Given request.
Go through the listing below and gather every line with the word "circle".

Data shown.
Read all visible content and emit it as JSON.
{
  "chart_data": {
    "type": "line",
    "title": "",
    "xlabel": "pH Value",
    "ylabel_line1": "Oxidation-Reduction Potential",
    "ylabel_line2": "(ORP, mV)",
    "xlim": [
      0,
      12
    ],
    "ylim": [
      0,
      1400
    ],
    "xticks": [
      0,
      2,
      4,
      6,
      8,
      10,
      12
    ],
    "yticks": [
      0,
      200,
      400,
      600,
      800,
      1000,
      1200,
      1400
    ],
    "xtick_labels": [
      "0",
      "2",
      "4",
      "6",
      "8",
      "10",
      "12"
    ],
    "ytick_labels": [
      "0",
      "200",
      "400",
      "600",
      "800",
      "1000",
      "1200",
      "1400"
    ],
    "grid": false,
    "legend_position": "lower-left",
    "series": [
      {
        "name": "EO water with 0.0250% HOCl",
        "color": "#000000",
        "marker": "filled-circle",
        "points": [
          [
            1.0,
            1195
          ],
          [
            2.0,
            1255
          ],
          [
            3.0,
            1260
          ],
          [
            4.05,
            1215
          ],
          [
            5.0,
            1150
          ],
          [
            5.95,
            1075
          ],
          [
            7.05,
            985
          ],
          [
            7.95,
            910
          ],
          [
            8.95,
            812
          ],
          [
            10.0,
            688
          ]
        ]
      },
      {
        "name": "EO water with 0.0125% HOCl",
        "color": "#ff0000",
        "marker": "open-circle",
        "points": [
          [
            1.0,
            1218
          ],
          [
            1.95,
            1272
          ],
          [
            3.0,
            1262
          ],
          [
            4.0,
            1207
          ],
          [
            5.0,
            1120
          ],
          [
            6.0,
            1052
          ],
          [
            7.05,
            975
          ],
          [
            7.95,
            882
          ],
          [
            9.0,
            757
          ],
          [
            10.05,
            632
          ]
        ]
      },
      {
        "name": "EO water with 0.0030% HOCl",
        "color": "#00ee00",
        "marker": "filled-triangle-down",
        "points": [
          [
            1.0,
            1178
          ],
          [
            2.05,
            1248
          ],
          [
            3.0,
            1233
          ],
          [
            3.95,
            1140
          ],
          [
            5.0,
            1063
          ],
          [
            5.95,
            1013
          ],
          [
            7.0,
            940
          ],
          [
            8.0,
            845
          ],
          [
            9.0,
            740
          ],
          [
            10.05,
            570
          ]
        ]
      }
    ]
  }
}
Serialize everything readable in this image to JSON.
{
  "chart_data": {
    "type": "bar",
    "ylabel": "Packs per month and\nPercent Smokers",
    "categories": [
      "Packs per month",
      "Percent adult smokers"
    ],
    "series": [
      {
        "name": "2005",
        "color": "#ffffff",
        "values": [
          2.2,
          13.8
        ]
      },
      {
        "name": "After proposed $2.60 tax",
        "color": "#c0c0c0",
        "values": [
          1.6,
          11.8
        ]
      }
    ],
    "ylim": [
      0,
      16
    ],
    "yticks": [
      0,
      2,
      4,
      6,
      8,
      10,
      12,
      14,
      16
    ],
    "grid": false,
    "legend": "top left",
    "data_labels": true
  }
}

Full output.
        "marker": "filled-circle",
        "marker": "open-circle",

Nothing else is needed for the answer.